── Text for analysis

1940s: Just Before "Mornin"

by John Kenrick

(Copyright 1996; revised 2014)

(The images below are thumbnails – click on them to see larger versions.)

State of the Art, Circa 1940

Something For The Boys souvenir programEthel Merman is profiled in the souvenir program for Cole Porter's nonsensical hit Something for the Boys (1943).

With the world at war and America still suffering echoes of the Great Depression, most Broadway professionals felt that audiences of the early 1940s wanted an escape from reality, the more lighthearted the better. For example, Irving Berlin had reigned as America's most popular composer since 1911, contributing hit songs to numerous stage reviews and films. The 1940s brought his first book musical to Broadway -- Louisiana Purchase (1940 - 444 performances) a comic send-up of corrupt Louisiana politics co-starring the popular team of William Gaxton and Victor Moore.

After America entered World War II, Berlin triumphed again with This is the Army (1942 - 113 performances), a revue with an all-Army cast poking lighthearted fun at the trials of military life. Musical highlights included "I Left My Heart at the Stage Door Canteen." Berlin himself performed "Oh, How I Hate to Get Up in the Morning," which he had introduced in the World War I fundraiser Yip, Yip, Yapank (1918 - 32 performances). After an extended Broadway run, This is the Army toured the US, had a hit London run, and was made into a popular film, eventually earning over $9 million for the Army's Emergency Relief Fund.

In the early 1940s, musical comedy master Cole Porter continued his long-running streak of hits, with four shows that racked up impressive runs –

As the 1940s began, great art was not the goal in musical theatre. Most producers and critics were convinced that good songs and good fun were all that theatergoers required. As had happened before and would happen again, the experts were underestimating the ticket-buying public.

────

## Exercise requirements:
1/ Quote the passage on 1940s Broadway musicals between "As the 1940s" and "the ticket-buying public.", inclusive.
2/ Continue the passage on 1940s Broadway musicals from where it stops.

── Data extracts

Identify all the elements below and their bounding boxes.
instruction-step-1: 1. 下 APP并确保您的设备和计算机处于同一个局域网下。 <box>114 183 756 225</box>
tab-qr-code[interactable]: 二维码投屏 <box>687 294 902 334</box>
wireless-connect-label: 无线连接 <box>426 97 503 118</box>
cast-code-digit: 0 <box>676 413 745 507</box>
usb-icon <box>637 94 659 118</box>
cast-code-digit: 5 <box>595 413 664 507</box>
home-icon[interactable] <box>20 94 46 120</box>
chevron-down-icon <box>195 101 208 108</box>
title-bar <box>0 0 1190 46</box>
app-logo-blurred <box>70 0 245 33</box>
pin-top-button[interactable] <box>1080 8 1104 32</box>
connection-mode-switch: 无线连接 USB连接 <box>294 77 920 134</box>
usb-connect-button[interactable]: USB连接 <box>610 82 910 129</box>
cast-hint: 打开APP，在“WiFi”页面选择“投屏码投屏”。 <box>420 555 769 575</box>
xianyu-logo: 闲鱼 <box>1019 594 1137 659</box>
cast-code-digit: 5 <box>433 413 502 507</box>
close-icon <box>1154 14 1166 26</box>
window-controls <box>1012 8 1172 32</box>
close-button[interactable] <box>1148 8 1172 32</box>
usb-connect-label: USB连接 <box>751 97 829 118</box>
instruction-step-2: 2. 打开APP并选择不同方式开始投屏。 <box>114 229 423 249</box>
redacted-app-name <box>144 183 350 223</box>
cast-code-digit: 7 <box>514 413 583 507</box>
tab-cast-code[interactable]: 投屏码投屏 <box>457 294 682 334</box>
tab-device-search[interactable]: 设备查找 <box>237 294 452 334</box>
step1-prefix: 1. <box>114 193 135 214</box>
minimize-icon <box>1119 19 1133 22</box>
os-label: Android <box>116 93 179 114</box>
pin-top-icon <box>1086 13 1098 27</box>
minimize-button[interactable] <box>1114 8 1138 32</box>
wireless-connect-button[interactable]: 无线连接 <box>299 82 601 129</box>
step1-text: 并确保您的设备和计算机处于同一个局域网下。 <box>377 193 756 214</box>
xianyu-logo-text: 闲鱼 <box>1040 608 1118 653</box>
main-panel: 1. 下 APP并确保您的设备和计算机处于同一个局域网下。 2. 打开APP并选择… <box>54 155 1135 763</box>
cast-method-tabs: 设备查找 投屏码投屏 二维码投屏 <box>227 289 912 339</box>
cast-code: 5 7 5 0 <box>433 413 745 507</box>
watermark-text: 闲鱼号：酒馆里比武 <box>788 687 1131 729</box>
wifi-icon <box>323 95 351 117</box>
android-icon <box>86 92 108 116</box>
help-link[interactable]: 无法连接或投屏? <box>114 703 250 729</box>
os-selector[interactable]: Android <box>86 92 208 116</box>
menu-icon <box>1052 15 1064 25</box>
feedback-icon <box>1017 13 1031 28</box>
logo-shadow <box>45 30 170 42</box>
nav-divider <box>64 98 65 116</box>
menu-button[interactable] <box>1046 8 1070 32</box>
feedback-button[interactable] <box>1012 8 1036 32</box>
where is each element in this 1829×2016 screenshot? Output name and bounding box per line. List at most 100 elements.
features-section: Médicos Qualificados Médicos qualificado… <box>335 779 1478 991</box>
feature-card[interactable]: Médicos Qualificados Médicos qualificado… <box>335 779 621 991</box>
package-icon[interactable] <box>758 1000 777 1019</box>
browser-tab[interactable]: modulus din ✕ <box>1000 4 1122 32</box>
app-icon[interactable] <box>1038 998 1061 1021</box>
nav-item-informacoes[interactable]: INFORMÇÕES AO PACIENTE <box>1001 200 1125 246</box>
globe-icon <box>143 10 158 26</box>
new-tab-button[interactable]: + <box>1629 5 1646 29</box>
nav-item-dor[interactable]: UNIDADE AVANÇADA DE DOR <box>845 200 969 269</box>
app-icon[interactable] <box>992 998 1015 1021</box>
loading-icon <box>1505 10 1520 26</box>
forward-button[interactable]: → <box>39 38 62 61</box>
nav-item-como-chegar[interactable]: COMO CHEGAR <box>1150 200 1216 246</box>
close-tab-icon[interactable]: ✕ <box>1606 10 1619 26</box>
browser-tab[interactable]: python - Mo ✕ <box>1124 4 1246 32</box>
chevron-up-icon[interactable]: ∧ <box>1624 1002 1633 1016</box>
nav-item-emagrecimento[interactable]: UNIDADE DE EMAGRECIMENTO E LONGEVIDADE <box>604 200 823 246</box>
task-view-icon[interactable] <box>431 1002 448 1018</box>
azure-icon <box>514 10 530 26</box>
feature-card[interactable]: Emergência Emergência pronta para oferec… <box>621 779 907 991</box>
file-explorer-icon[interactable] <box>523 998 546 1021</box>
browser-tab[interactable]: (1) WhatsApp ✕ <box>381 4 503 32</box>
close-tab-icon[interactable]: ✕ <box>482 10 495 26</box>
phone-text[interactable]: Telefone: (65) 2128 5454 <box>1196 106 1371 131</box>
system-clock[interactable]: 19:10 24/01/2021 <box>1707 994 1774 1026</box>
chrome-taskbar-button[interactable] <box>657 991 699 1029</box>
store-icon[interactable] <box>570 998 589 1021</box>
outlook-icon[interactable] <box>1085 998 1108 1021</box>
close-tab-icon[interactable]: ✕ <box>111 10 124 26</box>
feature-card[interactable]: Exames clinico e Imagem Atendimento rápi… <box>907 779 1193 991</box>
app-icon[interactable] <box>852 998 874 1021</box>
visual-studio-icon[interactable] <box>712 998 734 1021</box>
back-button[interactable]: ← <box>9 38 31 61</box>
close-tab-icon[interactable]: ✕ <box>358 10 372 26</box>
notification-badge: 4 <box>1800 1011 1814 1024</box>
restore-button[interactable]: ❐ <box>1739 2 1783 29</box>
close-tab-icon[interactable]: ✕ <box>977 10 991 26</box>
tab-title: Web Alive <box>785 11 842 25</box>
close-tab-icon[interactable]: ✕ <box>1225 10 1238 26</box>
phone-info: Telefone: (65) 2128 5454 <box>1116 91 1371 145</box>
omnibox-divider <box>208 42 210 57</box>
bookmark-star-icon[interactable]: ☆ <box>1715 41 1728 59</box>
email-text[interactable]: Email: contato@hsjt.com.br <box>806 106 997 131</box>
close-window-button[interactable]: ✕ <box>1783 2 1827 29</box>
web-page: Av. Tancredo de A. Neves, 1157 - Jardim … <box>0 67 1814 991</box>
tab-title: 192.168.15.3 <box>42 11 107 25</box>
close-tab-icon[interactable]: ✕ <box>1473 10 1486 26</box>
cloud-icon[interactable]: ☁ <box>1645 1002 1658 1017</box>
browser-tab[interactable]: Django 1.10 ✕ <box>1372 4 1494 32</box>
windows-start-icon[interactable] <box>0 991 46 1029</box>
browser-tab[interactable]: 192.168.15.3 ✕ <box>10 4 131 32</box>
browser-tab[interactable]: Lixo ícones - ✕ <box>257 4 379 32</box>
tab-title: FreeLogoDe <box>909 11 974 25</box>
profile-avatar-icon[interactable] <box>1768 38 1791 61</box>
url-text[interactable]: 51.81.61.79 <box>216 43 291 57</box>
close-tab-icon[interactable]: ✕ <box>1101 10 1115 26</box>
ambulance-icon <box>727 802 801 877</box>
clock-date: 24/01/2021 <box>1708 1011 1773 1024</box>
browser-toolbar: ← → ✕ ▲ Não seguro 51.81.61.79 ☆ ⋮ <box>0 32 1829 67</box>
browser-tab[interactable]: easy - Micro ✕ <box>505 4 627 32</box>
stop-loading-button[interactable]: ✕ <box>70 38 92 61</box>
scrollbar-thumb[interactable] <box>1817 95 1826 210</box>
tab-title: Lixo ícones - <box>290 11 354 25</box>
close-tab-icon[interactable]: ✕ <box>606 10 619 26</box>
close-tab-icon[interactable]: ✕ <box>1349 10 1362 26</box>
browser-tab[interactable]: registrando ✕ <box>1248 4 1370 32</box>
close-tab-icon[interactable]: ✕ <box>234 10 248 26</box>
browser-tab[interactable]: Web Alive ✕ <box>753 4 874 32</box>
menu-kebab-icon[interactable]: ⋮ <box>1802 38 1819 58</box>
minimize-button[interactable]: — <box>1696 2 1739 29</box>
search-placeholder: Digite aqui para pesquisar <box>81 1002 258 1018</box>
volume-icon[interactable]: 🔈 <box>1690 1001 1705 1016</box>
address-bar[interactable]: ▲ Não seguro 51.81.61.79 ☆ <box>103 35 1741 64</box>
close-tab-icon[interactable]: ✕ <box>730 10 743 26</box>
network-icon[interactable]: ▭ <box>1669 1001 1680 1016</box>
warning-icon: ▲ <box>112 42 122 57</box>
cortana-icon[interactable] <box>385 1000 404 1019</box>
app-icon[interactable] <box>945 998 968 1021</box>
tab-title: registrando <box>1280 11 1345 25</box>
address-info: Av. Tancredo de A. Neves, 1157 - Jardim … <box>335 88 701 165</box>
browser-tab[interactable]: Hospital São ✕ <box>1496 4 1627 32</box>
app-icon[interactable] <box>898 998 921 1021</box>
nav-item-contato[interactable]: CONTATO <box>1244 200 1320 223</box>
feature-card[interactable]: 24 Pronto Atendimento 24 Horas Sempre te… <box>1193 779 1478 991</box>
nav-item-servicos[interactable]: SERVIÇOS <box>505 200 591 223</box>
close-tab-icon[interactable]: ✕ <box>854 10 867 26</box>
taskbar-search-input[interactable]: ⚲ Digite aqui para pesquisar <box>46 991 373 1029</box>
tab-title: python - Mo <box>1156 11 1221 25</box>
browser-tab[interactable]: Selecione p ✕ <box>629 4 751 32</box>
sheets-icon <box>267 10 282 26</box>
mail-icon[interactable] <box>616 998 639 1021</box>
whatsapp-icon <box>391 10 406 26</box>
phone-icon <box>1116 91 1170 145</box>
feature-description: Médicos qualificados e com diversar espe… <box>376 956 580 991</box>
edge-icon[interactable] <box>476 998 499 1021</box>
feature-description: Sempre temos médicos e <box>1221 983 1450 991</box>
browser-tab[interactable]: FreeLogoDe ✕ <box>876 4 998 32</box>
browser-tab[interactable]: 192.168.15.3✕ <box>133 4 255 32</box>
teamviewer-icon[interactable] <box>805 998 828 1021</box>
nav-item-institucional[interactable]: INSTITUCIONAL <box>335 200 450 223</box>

────

## Answers for this exercise:
1/
As the 1940s began, great art was not the goal in musical theatre. Most producers and critics were convinced that good songs and good fun were all that theatergoers required. As had happened before and would happen again, the experts were underestimating the ticket-buying public.

2/
Signs of Change

A few people were determined to make the Broadway musical grow up, and their innovative efforts snuck in right alongside the traditional fluff. Composer Vernon Duke and lyricist John LaTouche offered Cabin In The Sky (1940 - 156 performances), the parable of an angel and a demon in a tug of war for a black man's soul. The fine score (including "Taking a Chance On Love") was integrated with the book, but the show had a limited appeal. The superb 1943 MGM film version had a similar fate -- rave reviews, weak box office response.

Playill for Pal JoeyGene Kelly, Vivienne Segal and members of the ensemble on the original cast Playbill for Pal Joey.

Richard Rodgers and Lorenz Hart took some creative risks with Pal Joey (1940 - 374 performances), Broadway's first musical to center on an anti-hero. The title character is a sleazy nightclub hoofer who hustles his way to success by manipulating a wealthy mistress, only to lose everything when she comes to her senses and dumps him. The score ranged from the innocent romance of "I Could Write A Book" to the sexual bite of "Bewitched, Bothered and Bewildered." Newcomer Gene Kelly played the title character, with Vivienne Segal as his mistress and June Havoc (vaudeville's former "Baby June") as one of the nightclub showgirls. Of course, it helped that veteran director George Abbott was on hand to pull all these elements together. Though most critics objected to Pal Joey's seamy subject matter, it ran for a profitable year. Many of the same critics would praise the show when it was revived in 1952.

Ira Gershwin withdrew from songwriting for several years after his brother George's death in 1937. He returned in style by teaming with composer Kurt Weill and playwright Moss Hart to create Lady in the Dark (1941 - 467 performances), the story of a magazine editor who uses psychoanalysis to explore her romantic insecurities. The music was restricted to several dream sequences in which the main character saw herself at events representing her inner turmoil -- a party, a trial, and a circus. Newcomer Danny Kaye's winning performance as an effeminate fashion photographer (and his lightning fast delivery of the patter song "Tschaikowsky") made him an immediate star, but even he could not steal the show from Gertrude Lawrence. With the ballad "My Ship" and the show-stopping "Jenny," this masterful stage star kept audiences cheering for the longest run of her career.

"The result was a stunning blend of all components of the theatre. According to published reports, the production involved a company of 58 performers, 51 stagehands, and 4 revolving stages. It was mounted for the then staggering cost $130,000."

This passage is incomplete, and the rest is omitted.